[Begin STORED RECORDS]

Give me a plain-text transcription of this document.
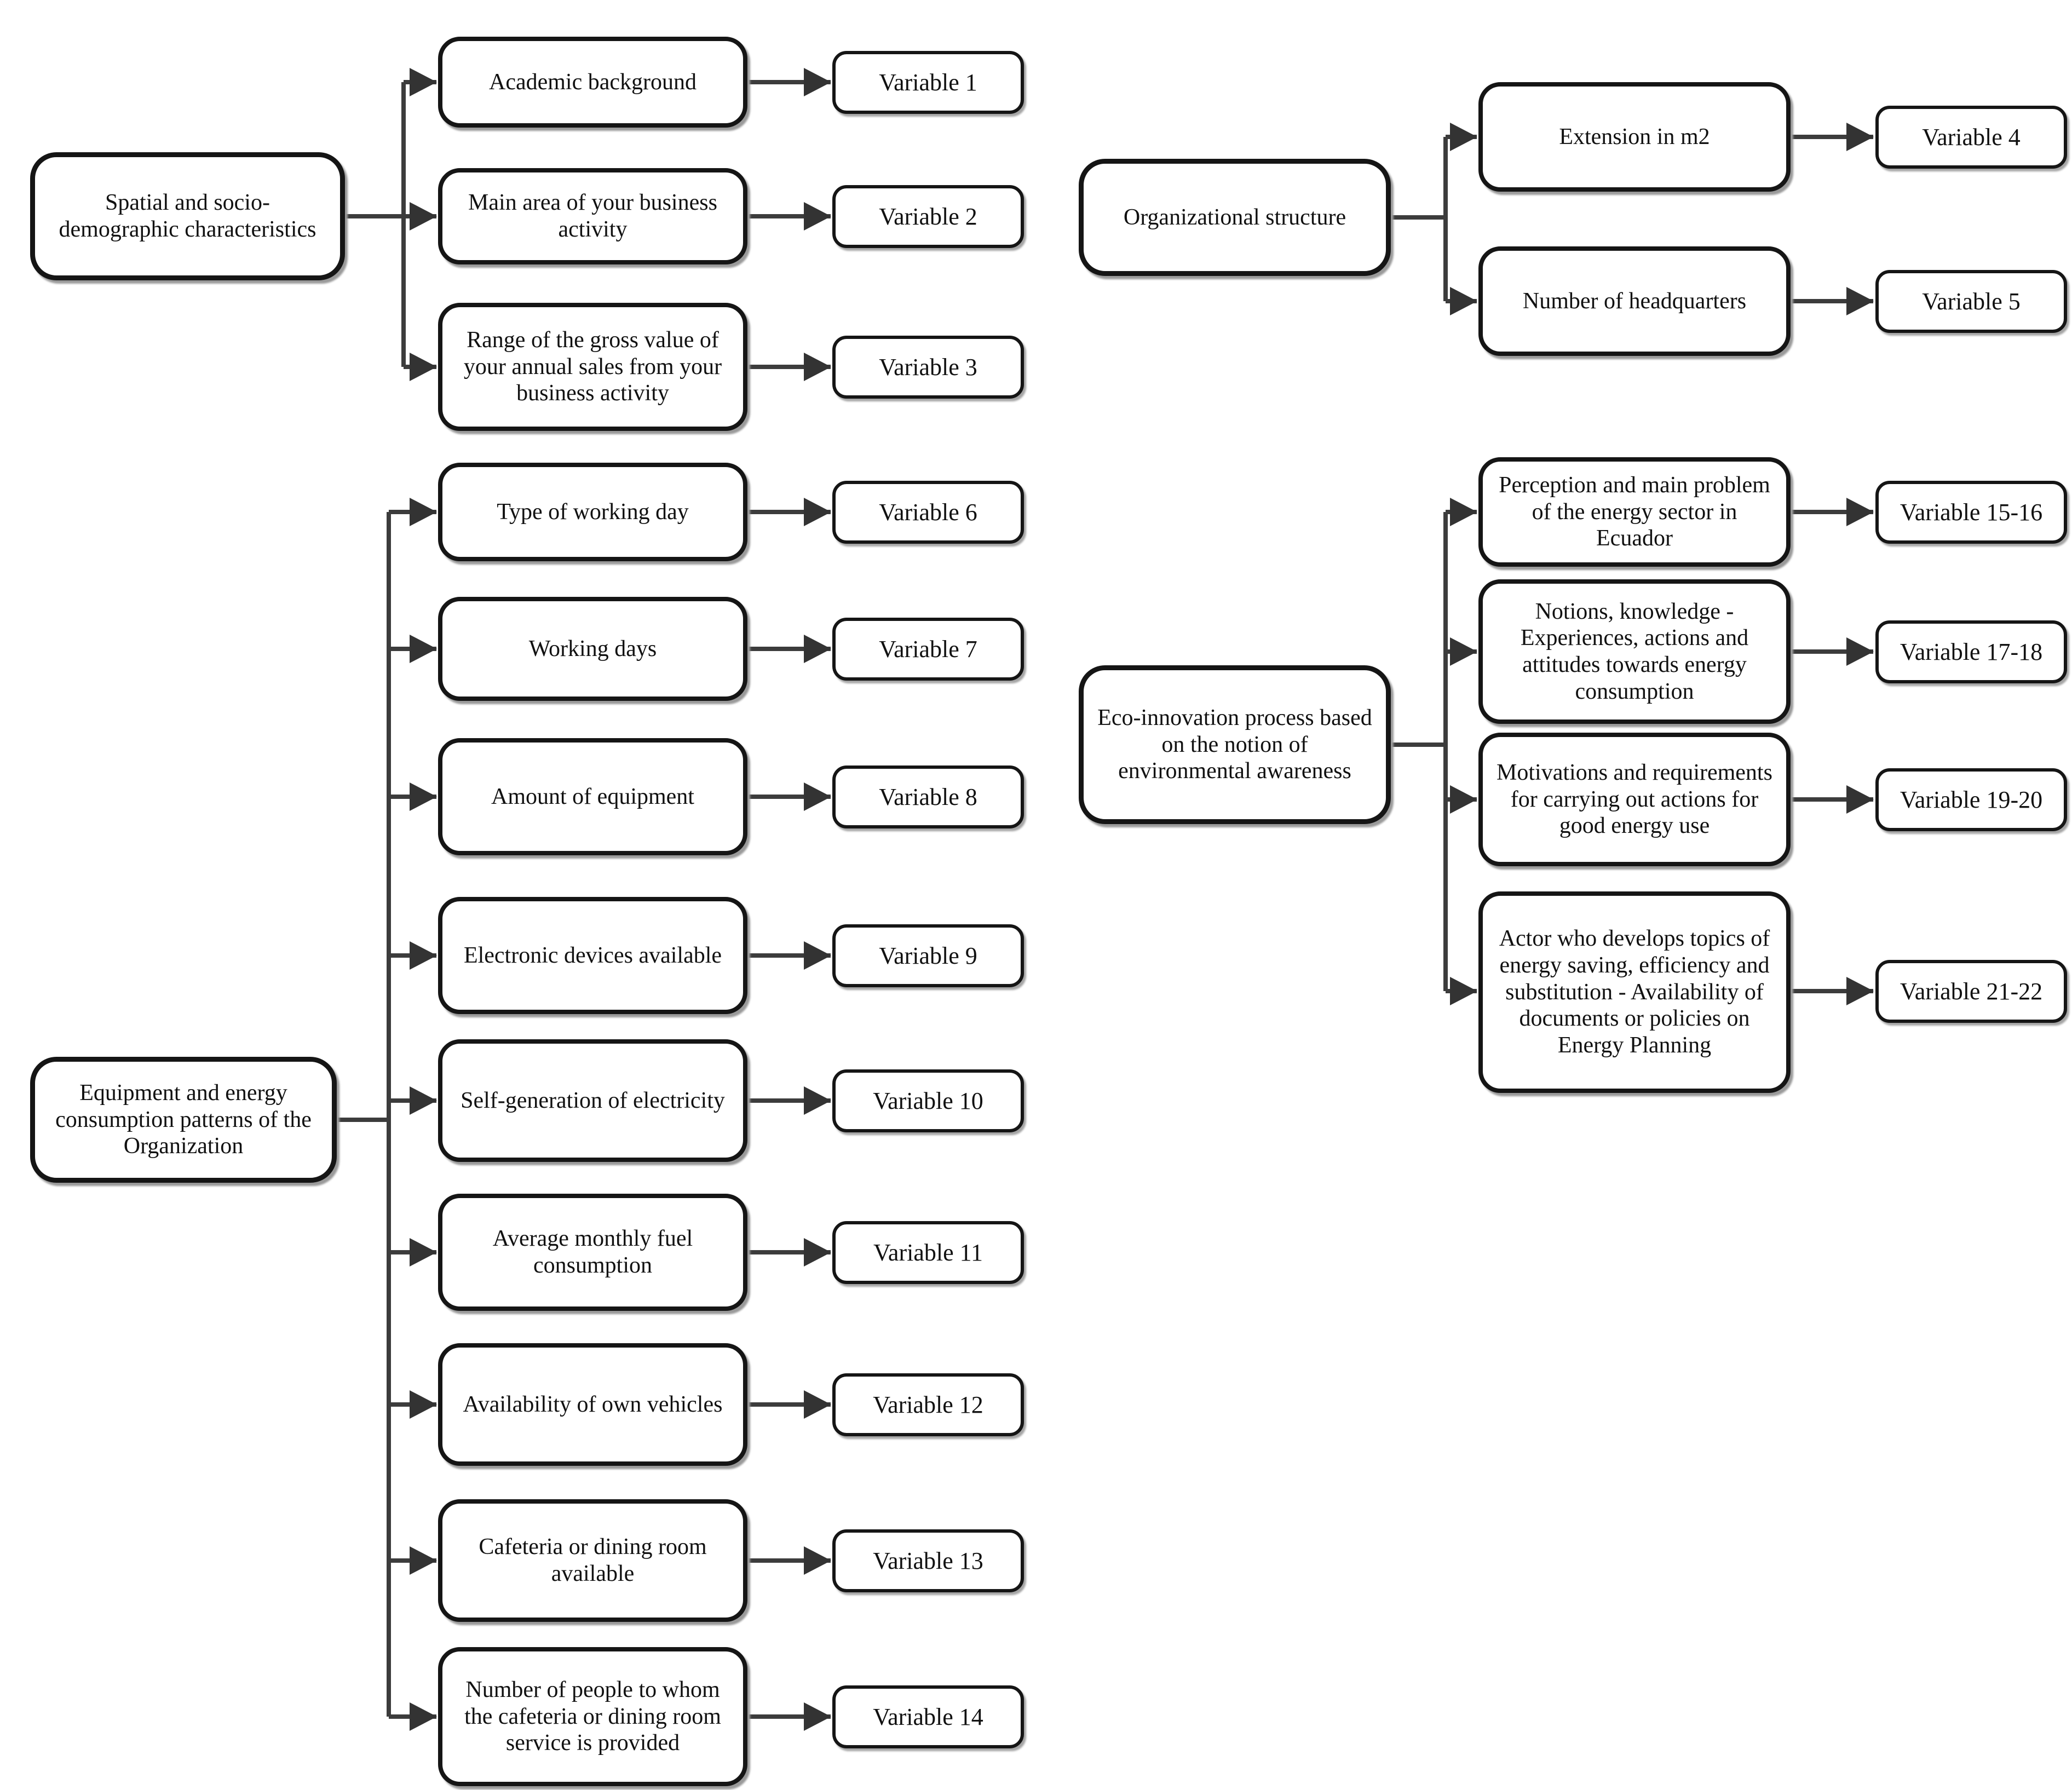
Spatial and socio-demographic characteristics
Academic background
Main area of your business activity
Range of the gross value of your annual sales from your business activity
Variable 1
Variable 2
Variable 3
Equipment and energy consumption patterns of the Organization
Type of working day
Working days
Amount of equipment
Electronic devices available
Self-generation of electricity
Average monthly fuel consumption
Availability of own vehicles
Cafeteria or dining room available
Number of people to whom the cafeteria or dining room service is provided
Variable 6
Variable 7
Variable 8
Variable 9
Variable 10
Variable 11
Variable 12
Variable 13
Variable 14
Organizational structure
Extension in m2
Number of headquarters
Variable 4
Variable 5
Eco-innovation process based on the notion of environmental awareness
Perception and main problem of the energy sector in Ecuador
Notions, knowledge - Experiences, actions and attitudes towards energy consumption
Motivations and requirements for carrying out actions for good energy use
Actor who develops topics of energy saving, efficiency and substitution - Availability of documents or policies on Energy Planning
Variable 15-16
Variable 17-18
Variable 19-20
Variable 21-22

[End STORED RECORDS]

Check each line above for the word "business" and copy the ones that have it.

Main area of your business activity
Range of the gross value of your annual sales from your business activity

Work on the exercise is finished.